**Work to be completed:** For the listing underneath, give the count of lines containing the string "values" and nothing further.
* START Information provided *
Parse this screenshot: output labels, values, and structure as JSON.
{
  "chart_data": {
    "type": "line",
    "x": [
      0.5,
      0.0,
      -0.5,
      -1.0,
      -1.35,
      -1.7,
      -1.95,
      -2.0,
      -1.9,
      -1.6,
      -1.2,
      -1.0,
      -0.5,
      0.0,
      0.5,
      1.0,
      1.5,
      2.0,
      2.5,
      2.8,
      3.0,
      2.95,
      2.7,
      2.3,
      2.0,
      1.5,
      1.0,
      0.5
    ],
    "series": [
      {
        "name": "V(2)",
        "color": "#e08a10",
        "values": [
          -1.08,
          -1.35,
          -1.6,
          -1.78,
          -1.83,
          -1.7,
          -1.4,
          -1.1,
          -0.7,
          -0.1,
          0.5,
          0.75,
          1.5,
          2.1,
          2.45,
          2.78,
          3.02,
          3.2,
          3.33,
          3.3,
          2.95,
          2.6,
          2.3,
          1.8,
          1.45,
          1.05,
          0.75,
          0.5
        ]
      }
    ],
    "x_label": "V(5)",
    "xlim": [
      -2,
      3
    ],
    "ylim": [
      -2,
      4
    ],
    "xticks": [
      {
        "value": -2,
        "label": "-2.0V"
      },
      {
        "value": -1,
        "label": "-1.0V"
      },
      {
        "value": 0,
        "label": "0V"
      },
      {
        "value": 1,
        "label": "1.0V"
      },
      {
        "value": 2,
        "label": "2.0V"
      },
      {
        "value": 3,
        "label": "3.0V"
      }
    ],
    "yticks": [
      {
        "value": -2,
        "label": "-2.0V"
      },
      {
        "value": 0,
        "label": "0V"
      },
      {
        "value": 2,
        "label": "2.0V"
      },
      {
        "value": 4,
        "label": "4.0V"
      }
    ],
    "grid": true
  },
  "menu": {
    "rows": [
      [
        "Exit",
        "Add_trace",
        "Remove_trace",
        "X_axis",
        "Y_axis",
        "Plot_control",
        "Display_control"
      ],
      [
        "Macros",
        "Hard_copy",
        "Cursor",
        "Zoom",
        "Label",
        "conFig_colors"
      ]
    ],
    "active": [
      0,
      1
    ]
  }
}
* END Information provided *
**Finished task:** 2